GIVEN RECORDS:
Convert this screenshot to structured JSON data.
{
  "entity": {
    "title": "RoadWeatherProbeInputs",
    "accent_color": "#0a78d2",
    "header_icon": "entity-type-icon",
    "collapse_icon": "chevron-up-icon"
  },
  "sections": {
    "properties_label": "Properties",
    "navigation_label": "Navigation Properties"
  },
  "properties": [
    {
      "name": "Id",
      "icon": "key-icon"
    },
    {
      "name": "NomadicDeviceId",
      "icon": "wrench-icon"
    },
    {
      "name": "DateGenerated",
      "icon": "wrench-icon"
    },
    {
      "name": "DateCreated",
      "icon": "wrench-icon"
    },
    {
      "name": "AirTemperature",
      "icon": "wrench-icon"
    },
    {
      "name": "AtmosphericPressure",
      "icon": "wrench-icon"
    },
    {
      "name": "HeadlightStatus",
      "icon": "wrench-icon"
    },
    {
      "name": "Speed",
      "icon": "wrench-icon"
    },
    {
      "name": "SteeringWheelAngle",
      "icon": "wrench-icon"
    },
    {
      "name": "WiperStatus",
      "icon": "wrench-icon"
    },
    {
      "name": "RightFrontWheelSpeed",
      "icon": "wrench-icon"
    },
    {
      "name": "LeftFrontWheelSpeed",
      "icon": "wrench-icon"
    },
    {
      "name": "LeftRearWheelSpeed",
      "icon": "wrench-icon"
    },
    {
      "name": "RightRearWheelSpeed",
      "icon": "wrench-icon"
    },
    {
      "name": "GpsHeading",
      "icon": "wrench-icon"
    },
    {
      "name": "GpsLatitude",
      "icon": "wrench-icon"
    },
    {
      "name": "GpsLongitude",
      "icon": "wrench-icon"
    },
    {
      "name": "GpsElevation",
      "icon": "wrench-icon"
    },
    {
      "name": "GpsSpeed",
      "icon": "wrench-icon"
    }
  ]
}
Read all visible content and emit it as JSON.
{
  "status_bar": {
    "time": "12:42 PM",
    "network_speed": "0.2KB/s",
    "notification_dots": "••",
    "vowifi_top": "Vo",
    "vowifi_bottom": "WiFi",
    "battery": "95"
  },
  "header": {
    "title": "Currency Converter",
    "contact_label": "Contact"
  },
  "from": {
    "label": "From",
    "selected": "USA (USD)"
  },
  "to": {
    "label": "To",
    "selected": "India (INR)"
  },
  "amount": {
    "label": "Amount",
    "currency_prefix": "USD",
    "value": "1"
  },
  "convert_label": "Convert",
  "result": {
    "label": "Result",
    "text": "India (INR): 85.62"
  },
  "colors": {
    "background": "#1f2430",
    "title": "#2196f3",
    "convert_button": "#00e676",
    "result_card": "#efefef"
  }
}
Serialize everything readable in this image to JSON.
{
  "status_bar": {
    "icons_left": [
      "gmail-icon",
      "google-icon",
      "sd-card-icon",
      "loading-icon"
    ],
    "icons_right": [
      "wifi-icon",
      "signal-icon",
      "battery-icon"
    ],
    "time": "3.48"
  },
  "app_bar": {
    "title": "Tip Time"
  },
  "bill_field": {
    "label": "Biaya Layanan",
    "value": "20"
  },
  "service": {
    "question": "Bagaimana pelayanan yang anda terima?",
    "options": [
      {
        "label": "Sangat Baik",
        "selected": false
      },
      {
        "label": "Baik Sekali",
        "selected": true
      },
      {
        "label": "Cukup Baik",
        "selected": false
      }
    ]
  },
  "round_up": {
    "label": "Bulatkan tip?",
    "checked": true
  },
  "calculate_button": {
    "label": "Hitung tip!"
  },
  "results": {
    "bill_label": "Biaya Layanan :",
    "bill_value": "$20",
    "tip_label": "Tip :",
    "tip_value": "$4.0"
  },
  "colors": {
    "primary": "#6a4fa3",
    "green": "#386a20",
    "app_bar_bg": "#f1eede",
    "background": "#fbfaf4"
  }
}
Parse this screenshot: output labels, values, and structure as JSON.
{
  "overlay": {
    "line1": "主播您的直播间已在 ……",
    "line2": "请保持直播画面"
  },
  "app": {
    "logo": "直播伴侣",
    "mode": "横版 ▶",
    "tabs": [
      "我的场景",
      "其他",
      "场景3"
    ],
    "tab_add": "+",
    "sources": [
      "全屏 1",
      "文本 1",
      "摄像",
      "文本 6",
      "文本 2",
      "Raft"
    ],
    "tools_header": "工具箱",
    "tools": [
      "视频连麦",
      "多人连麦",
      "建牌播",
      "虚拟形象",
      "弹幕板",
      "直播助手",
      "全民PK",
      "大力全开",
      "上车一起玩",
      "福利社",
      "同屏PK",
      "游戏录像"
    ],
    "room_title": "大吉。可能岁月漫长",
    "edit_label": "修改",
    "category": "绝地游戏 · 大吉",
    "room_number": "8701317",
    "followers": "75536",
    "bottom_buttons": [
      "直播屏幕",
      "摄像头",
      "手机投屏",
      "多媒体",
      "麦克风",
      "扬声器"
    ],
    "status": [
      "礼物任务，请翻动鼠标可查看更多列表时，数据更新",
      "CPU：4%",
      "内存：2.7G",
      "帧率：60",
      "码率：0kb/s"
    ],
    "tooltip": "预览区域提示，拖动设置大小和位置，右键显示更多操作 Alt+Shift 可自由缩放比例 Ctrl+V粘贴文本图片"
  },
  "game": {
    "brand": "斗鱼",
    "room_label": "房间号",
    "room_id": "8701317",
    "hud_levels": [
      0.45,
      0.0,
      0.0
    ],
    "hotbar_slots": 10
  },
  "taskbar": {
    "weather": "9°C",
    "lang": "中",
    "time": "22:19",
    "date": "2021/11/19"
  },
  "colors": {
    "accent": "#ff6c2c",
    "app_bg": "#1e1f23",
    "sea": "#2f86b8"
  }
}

DIRECTIONS FOR THIS TASK: The full set of records should be duplicated exactly.

EXERCISE RESPONSE:
Convert this screenshot to structured JSON data.
{
  "entity": {
    "title": "RoadWeatherProbeInputs",
    "accent_color": "#0a78d2",
    "header_icon": "entity-type-icon",
    "collapse_icon": "chevron-up-icon"
  },
  "sections": {
    "properties_label": "Properties",
    "navigation_label": "Navigation Properties"
  },
  "properties": [
    {
      "name": "Id",
      "icon": "key-icon"
    },
    {
      "name": "NomadicDeviceId",
      "icon": "wrench-icon"
    },
    {
      "name": "DateGenerated",
      "icon": "wrench-icon"
    },
    {
      "name": "DateCreated",
      "icon": "wrench-icon"
    },
    {
      "name": "AirTemperature",
      "icon": "wrench-icon"
    },
    {
      "name": "AtmosphericPressure",
      "icon": "wrench-icon"
    },
    {
      "name": "HeadlightStatus",
      "icon": "wrench-icon"
    },
    {
      "name": "Speed",
      "icon": "wrench-icon"
    },
    {
      "name": "SteeringWheelAngle",
      "icon": "wrench-icon"
    },
    {
      "name": "WiperStatus",
      "icon": "wrench-icon"
    },
    {
      "name": "RightFrontWheelSpeed",
      "icon": "wrench-icon"
    },
    {
      "name": "LeftFrontWheelSpeed",
      "icon": "wrench-icon"
    },
    {
      "name": "LeftRearWheelSpeed",
      "icon": "wrench-icon"
    },
    {
      "name": "RightRearWheelSpeed",
      "icon": "wrench-icon"
    },
    {
      "name": "GpsHeading",
      "icon": "wrench-icon"
    },
    {
      "name": "GpsLatitude",
      "icon": "wrench-icon"
    },
    {
      "name": "GpsLongitude",
      "icon": "wrench-icon"
    },
    {
      "name": "GpsElevation",
      "icon": "wrench-icon"
    },
    {
      "name": "GpsSpeed",
      "icon": "wrench-icon"
    }
  ]
}
Read all visible content and emit it as JSON.
{
  "status_bar": {
    "time": "12:42 PM",
    "network_speed": "0.2KB/s",
    "notification_dots": "••",
    "vowifi_top": "Vo",
    "vowifi_bottom": "WiFi",
    "battery": "95"
  },
  "header": {
    "title": "Currency Converter",
    "contact_label": "Contact"
  },
  "from": {
    "label": "From",
    "selected": "USA (USD)"
  },
  "to": {
    "label": "To",
    "selected": "India (INR)"
  },
  "amount": {
    "label": "Amount",
    "currency_prefix": "USD",
    "value": "1"
  },
  "convert_label": "Convert",
  "result": {
    "label": "Result",
    "text": "India (INR): 85.62"
  },
  "colors": {
    "background": "#1f2430",
    "title": "#2196f3",
    "convert_button": "#00e676",
    "result_card": "#efefef"
  }
}
Serialize everything readable in this image to JSON.
{
  "status_bar": {
    "icons_left": [
      "gmail-icon",
      "google-icon",
      "sd-card-icon",
      "loading-icon"
    ],
    "icons_right": [
      "wifi-icon",
      "signal-icon",
      "battery-icon"
    ],
    "time": "3.48"
  },
  "app_bar": {
    "title": "Tip Time"
  },
  "bill_field": {
    "label": "Biaya Layanan",
    "value": "20"
  },
  "service": {
    "question": "Bagaimana pelayanan yang anda terima?",
    "options": [
      {
        "label": "Sangat Baik",
        "selected": false
      },
      {
        "label": "Baik Sekali",
        "selected": true
      },
      {
        "label": "Cukup Baik",
        "selected": false
      }
    ]
  },
  "round_up": {
    "label": "Bulatkan tip?",
    "checked": true
  },
  "calculate_button": {
    "label": "Hitung tip!"
  },
  "results": {
    "bill_label": "Biaya Layanan :",
    "bill_value": "$20",
    "tip_label": "Tip :",
    "tip_value": "$4.0"
  },
  "colors": {
    "primary": "#6a4fa3",
    "green": "#386a20",
    "app_bar_bg": "#f1eede",
    "background": "#fbfaf4"
  }
}
Parse this screenshot: output labels, values, and structure as JSON.
{
  "overlay": {
    "line1": "主播您的直播间已在 ……",
    "line2": "请保持直播画面"
  },
  "app": {
    "logo": "直播伴侣",
    "mode": "横版 ▶",
    "tabs": [
      "我的场景",
      "其他",
      "场景3"
    ],
    "tab_add": "+",
    "sources": [
      "全屏 1",
      "文本 1",
      "摄像",
      "文本 6",
      "文本 2",
      "Raft"
    ],
    "tools_header": "工具箱",
    "tools": [
      "视频连麦",
      "多人连麦",
      "建牌播",
      "虚拟形象",
      "弹幕板",
      "直播助手",
      "全民PK",
      "大力全开",
      "上车一起玩",
      "福利社",
      "同屏PK",
      "游戏录像"
    ],
    "room_title": "大吉。可能岁月漫长",
    "edit_label": "修改",
    "category": "绝地游戏 · 大吉",
    "room_number": "8701317",
    "followers": "75536",
    "bottom_buttons": [
      "直播屏幕",
      "摄像头",
      "手机投屏",
      "多媒体",
      "麦克风",
      "扬声器"
    ],
    "status": [
      "礼物任务，请翻动鼠标可查看更多列表时，数据更新",
      "CPU：4%",
      "内存：2.7G",
      "帧率：60",
      "码率：0kb/s"
    ],
    "tooltip": "预览区域提示，拖动设置大小和位置，右键显示更多操作 Alt+Shift 可自由缩放比例 Ctrl+V粘贴文本图片"
  },
  "game": {
    "brand": "斗鱼",
    "room_label": "房间号",
    "room_id": "8701317",
    "hud_levels": [
      0.45,
      0.0,
      0.0
    ],
    "hotbar_slots": 10
  },
  "taskbar": {
    "weather": "9°C",
    "lang": "中",
    "time": "22:19",
    "date": "2021/11/19"
  },
  "colors": {
    "accent": "#ff6c2c",
    "app_bg": "#1e1f23",
    "sea": "#2f86b8"
  }
}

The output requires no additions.